- **Records for the task**
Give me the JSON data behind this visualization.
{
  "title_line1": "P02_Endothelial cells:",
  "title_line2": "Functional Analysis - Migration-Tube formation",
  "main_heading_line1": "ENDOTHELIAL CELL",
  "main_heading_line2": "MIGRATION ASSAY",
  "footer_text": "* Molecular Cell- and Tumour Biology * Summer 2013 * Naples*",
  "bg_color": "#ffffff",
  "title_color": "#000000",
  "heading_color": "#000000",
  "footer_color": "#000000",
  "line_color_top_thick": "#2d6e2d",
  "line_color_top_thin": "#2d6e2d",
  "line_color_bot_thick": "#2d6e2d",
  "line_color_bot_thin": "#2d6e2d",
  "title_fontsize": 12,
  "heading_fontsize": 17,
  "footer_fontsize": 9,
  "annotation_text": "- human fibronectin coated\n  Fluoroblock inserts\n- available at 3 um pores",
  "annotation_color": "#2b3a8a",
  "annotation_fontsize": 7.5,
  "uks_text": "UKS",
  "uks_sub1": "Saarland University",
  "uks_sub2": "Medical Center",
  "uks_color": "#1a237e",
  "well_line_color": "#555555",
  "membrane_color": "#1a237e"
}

- **Aim of the exercise**
For this task, set down the entire listing word for word.

- **Result of this exercise**
Give me the JSON data behind this visualization.
{
  "title_line1": "P02_Endothelial cells:",
  "title_line2": "Functional Analysis - Migration-Tube formation",
  "main_heading_line1": "ENDOTHELIAL CELL",
  "main_heading_line2": "MIGRATION ASSAY",
  "footer_text": "* Molecular Cell- and Tumour Biology * Summer 2013 * Naples*",
  "bg_color": "#ffffff",
  "title_color": "#000000",
  "heading_color": "#000000",
  "footer_color": "#000000",
  "line_color_top_thick": "#2d6e2d",
  "line_color_top_thin": "#2d6e2d",
  "line_color_bot_thick": "#2d6e2d",
  "line_color_bot_thin": "#2d6e2d",
  "title_fontsize": 12,
  "heading_fontsize": 17,
  "footer_fontsize": 9,
  "annotation_text": "- human fibronectin coated\n  Fluoroblock inserts\n- available at 3 um pores",
  "annotation_color": "#2b3a8a",
  "annotation_fontsize": 7.5,
  "uks_text": "UKS",
  "uks_sub1": "Saarland University",
  "uks_sub2": "Medical Center",
  "uks_color": "#1a237e",
  "well_line_color": "#555555",
  "membrane_color": "#1a237e"
}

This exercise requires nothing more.